Written task
Write out the part of the passage below about Isaac and Lee Tracy that falls between "One day while" and "who it was.", inclusive.

Text passage
•••

Out in the desert, Isaac happened to meet Chubby Checker of "The Twist" fame while the singer was gigging at The Flamingo. Impressed by Isaac's zeal, Checker invited him to go on the road with him as his tour manager/roadie/valet. The experience gave Isaac a window into a part of the entertainment world he'd never encountered – a glimpse of what a true pop act's audience looked like. "Chubby Checker, none of his shows were played for Black folks," he remembers. "All his gigs were done at high-class white people areas." Returning home after a few years with Chubby, Isaac was properly motivated to make it in Music City. He began writing songs and scouting around Nashville for local talent anywhere he could find it with an expressed goal: "Find someone who can deliver your songs the way you want 'em delivered and make people feel what you want them to feel."

One day while walking through Edgehill Projects Isaac heard someone playing the drums in a way that made him stop and take notice. "The music was so tight, just the drums made me feel like, oh I'm-a find this person," he recalls. "So I circled through the projects until I found who it was.

"That's how I met him – Lee Tracy. When I found him and he started singing and stuff, I said, ohhh, this is somebody different."

=

Theirs was a true complementary partnership: young Lee possessed the raw talent, the older Isaac the belief. "He's really the only one besides my brother and my family that really seen the potential in me," says Lee. "He made me see that I could do it."

Isaac long being a night owl, his house also made for a fertile collaborative environment – a space where there always seemed to be a new piece of his visual art on display: paintings, illustrations, and dolls and figures (including an enigmatic cardboard robot). Lee and Issac would hang out together and talk, listen to music, conjure ideas, and smoke the herb Isaac had resumed growing in his yard. "It got to where I could trust him, he could trust me," Isaac says of their bond. They also worked together for hours on drawings, spreading larges rolls of paper on the walls and sketching faces with abstract patterns and imagery: alien-like beings, tri-horned horse heads, inverted Janus-like characters where one visage blurred into the other.

•••

Record set
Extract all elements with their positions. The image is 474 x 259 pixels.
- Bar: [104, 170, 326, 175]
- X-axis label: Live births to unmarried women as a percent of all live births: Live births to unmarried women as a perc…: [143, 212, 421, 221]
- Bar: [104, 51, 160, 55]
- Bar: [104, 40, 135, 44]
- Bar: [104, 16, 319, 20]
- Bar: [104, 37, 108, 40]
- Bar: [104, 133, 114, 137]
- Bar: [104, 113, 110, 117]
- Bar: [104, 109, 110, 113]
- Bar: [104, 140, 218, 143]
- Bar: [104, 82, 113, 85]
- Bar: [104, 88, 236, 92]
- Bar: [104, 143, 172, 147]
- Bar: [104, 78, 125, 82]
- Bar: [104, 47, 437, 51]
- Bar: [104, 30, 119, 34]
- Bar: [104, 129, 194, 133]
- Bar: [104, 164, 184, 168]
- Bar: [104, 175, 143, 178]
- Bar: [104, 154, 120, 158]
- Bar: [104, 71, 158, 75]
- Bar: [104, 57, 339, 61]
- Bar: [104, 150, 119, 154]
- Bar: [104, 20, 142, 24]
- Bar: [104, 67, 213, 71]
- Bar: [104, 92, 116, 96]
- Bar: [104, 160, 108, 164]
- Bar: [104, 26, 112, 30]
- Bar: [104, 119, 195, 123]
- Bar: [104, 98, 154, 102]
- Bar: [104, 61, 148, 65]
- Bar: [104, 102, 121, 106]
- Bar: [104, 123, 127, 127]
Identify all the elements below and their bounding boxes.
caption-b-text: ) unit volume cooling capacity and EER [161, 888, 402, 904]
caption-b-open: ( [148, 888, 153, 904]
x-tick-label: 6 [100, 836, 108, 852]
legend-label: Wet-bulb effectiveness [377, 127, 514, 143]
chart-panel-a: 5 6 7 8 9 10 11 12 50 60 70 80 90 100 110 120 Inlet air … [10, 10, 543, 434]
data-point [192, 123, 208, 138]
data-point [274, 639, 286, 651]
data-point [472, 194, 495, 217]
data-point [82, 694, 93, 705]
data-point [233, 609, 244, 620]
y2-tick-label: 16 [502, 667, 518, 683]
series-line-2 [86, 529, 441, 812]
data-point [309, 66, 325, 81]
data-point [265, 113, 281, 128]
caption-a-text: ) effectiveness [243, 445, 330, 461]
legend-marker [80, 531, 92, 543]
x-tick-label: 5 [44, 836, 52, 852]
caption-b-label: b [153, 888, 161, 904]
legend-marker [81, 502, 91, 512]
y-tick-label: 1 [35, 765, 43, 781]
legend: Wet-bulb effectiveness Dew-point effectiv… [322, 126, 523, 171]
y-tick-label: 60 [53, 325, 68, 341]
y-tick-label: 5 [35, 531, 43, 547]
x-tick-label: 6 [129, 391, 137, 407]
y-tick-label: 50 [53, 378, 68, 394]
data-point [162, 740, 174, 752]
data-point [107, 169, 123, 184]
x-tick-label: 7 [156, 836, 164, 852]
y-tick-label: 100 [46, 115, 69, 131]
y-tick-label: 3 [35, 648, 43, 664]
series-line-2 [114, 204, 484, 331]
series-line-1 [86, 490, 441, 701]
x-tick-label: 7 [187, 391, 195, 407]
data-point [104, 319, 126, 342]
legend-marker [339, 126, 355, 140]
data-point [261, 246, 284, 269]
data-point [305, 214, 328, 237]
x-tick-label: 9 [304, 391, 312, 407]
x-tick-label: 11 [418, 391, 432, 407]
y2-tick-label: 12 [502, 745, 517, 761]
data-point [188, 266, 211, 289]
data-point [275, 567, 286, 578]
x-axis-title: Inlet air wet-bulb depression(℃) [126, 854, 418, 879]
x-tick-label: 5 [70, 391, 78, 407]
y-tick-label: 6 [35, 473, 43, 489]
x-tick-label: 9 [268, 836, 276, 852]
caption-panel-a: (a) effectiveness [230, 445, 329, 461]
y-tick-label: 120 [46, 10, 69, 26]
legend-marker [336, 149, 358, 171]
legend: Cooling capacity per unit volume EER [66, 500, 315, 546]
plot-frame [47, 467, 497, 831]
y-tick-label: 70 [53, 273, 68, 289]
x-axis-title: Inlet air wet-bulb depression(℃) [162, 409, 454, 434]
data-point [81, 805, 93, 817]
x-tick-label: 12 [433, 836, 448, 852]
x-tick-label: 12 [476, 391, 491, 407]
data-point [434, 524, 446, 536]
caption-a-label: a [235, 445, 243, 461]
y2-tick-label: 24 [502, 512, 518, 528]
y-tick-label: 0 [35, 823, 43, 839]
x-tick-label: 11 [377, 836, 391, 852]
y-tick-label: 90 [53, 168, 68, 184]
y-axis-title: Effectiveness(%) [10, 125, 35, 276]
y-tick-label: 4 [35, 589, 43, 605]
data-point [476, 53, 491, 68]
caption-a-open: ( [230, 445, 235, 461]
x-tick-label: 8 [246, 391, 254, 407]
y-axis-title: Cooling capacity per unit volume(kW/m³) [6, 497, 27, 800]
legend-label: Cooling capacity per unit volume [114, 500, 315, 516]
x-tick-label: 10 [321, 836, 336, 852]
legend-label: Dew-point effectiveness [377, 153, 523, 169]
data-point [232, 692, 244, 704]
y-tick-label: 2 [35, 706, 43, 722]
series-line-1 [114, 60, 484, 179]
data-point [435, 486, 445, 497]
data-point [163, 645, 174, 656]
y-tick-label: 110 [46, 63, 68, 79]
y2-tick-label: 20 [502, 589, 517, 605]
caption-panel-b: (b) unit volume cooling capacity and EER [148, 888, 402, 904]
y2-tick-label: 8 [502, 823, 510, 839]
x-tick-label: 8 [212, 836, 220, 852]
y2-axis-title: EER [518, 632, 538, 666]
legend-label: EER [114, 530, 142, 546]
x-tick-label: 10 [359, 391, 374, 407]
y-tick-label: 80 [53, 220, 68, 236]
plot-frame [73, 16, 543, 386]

•••

Response to this task
One day while walking through Edgehill Projects Isaac heard someone playing the drums in a way that made him stop and take notice. "The music was so tight, just the drums made me feel like, oh I'm-a find this person," he recalls. "So I circled through the projects until I found who it was.